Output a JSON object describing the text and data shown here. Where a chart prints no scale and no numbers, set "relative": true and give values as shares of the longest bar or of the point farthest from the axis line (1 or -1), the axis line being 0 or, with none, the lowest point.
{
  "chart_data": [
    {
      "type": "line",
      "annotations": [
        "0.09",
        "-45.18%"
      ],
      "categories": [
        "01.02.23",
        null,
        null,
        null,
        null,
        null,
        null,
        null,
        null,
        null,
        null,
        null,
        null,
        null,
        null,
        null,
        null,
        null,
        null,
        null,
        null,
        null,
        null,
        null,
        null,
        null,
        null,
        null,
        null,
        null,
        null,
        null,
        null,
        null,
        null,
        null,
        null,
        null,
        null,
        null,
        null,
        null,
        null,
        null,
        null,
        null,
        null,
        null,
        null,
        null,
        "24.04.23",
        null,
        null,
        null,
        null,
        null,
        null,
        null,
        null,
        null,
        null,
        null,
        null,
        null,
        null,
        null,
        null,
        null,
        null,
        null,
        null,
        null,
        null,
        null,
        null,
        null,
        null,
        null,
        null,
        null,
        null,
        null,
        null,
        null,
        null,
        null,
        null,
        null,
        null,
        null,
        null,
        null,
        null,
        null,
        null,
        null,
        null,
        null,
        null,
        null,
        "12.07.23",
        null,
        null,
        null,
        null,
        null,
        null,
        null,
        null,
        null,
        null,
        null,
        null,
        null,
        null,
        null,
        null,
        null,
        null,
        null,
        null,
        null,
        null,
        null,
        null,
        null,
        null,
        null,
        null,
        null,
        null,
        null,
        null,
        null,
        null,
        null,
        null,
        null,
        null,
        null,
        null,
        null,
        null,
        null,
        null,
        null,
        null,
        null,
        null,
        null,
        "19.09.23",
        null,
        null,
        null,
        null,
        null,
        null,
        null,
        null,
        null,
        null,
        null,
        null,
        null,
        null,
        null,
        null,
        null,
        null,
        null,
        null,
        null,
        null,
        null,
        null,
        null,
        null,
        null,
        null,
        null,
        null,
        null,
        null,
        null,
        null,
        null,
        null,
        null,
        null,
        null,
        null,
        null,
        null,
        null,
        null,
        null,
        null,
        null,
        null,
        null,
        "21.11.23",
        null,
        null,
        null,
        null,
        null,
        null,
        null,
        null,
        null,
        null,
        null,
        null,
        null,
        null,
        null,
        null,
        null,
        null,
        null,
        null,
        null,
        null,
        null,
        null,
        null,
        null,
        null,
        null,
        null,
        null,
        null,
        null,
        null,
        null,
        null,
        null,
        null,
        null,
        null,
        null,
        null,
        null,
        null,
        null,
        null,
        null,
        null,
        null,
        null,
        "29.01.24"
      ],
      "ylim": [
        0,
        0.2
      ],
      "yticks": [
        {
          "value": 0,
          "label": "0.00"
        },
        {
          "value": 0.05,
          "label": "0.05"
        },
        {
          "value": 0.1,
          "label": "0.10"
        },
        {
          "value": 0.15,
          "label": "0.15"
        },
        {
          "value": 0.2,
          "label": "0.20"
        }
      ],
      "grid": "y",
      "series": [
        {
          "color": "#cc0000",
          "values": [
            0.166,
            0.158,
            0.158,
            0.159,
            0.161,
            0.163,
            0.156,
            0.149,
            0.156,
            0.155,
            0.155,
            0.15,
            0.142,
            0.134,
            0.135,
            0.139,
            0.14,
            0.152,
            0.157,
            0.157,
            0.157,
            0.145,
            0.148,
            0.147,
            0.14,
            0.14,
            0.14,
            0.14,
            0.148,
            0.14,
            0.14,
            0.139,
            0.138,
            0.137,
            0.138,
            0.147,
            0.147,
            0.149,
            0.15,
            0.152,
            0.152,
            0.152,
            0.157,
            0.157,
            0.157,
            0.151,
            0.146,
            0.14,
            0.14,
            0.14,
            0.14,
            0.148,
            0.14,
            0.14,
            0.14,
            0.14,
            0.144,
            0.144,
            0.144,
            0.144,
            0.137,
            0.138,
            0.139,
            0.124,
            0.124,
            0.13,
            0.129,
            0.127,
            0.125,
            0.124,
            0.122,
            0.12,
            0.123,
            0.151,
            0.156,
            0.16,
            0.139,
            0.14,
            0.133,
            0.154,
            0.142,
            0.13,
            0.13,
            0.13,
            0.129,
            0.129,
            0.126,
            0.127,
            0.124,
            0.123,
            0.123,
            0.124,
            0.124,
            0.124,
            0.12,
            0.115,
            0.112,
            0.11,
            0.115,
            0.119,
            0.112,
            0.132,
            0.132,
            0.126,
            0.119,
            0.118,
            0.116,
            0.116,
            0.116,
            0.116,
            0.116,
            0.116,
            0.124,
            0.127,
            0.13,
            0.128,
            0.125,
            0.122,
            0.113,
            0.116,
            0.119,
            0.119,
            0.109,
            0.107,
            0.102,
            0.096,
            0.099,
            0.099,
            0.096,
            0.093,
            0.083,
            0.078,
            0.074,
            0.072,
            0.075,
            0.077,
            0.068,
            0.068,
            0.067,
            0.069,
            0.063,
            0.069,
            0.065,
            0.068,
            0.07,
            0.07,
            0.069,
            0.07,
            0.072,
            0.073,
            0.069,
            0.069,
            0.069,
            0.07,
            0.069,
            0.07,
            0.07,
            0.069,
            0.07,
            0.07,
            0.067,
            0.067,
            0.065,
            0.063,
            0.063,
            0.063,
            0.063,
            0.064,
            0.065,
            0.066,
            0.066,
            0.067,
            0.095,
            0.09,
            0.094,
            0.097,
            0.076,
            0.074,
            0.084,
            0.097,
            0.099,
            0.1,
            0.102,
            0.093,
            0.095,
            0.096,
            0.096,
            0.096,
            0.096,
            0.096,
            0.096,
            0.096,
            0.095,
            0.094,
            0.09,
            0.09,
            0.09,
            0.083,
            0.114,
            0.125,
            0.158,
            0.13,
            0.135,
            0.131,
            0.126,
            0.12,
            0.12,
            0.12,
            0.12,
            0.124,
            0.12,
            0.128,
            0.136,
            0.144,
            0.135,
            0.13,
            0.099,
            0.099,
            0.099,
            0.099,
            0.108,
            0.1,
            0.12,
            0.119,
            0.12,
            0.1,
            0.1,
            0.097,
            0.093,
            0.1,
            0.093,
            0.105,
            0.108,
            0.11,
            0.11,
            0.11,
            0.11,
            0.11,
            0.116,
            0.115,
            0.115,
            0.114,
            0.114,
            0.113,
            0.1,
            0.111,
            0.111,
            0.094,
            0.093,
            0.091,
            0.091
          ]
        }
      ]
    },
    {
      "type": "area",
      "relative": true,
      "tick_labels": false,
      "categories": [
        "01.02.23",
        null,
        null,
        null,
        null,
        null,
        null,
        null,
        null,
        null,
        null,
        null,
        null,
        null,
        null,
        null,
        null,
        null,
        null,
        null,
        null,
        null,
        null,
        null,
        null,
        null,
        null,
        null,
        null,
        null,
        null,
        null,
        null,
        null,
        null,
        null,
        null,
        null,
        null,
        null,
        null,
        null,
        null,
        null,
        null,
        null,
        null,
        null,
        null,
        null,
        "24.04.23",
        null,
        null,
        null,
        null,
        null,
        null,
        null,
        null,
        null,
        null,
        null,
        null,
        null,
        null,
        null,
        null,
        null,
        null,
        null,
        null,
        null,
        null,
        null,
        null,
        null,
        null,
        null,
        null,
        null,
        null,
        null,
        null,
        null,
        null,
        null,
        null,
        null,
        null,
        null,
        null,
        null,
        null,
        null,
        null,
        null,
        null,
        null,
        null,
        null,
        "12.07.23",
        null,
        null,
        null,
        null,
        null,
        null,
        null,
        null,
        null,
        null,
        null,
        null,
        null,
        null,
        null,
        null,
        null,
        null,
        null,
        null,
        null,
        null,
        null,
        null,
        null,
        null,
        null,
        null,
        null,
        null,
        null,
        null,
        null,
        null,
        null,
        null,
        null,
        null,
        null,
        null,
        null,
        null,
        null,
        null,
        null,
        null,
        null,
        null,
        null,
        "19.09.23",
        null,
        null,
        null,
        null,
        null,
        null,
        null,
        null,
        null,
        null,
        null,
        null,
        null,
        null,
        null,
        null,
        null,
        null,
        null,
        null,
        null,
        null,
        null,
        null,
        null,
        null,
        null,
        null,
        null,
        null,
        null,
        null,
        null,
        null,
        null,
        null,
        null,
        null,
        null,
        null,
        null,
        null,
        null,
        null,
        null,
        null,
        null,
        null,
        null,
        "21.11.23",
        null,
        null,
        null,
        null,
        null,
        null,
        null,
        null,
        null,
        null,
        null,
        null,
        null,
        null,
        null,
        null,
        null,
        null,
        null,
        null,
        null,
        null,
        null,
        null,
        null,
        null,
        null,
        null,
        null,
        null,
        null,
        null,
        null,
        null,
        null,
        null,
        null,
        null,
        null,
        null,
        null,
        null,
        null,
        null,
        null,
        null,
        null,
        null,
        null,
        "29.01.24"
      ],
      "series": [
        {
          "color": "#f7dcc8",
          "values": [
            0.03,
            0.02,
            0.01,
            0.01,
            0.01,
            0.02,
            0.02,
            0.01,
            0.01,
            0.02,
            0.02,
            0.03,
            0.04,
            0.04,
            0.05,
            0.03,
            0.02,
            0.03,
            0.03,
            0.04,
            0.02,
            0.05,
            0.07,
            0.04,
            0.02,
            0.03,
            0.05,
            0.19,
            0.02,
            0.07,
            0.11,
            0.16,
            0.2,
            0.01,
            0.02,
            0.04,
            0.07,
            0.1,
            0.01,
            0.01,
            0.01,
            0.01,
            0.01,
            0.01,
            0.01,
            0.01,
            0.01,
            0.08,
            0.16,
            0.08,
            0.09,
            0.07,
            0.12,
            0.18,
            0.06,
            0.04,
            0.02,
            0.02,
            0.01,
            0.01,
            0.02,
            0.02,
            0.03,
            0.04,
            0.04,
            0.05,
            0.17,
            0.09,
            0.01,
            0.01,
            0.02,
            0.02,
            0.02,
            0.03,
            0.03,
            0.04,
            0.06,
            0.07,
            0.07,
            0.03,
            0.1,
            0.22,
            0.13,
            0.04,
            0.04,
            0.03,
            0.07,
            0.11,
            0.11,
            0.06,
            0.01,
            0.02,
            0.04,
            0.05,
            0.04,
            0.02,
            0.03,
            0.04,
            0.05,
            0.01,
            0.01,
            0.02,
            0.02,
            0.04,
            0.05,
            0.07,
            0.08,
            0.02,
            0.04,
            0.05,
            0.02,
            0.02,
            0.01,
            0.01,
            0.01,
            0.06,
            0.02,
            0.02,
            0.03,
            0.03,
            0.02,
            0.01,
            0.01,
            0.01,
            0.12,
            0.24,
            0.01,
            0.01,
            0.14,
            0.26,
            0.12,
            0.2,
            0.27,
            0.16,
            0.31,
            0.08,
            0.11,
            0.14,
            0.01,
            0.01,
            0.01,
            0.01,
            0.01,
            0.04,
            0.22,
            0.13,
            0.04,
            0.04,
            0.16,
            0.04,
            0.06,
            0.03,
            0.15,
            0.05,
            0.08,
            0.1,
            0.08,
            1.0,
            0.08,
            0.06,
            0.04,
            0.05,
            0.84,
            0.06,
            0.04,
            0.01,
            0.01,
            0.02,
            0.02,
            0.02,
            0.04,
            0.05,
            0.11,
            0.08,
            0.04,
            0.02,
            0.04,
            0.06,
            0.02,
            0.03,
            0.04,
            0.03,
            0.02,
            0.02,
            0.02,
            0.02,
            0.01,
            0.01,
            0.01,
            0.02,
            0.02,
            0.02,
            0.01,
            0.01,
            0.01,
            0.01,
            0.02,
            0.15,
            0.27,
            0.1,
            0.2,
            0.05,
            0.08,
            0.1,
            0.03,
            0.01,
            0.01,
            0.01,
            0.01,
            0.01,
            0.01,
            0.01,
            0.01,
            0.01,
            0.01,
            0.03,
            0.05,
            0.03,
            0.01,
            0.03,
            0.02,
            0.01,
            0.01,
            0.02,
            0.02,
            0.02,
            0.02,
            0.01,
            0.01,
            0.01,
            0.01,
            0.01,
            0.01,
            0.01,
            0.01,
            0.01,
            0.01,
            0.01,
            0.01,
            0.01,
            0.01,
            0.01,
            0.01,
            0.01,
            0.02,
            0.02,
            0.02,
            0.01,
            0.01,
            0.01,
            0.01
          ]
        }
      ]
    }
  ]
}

···

What you have to do:
Lines of the material that contain the word "relative" are to be gathered.

Reply:
Output a JSON object describing the text and data shown here. Where a chart prints no scale and no numbers, set "relative": true and give values as shares of the longest bar or of the point farthest from the axis line (1 or -1), the axis line being 0 or, with none, the lowest point.
      "relative": true,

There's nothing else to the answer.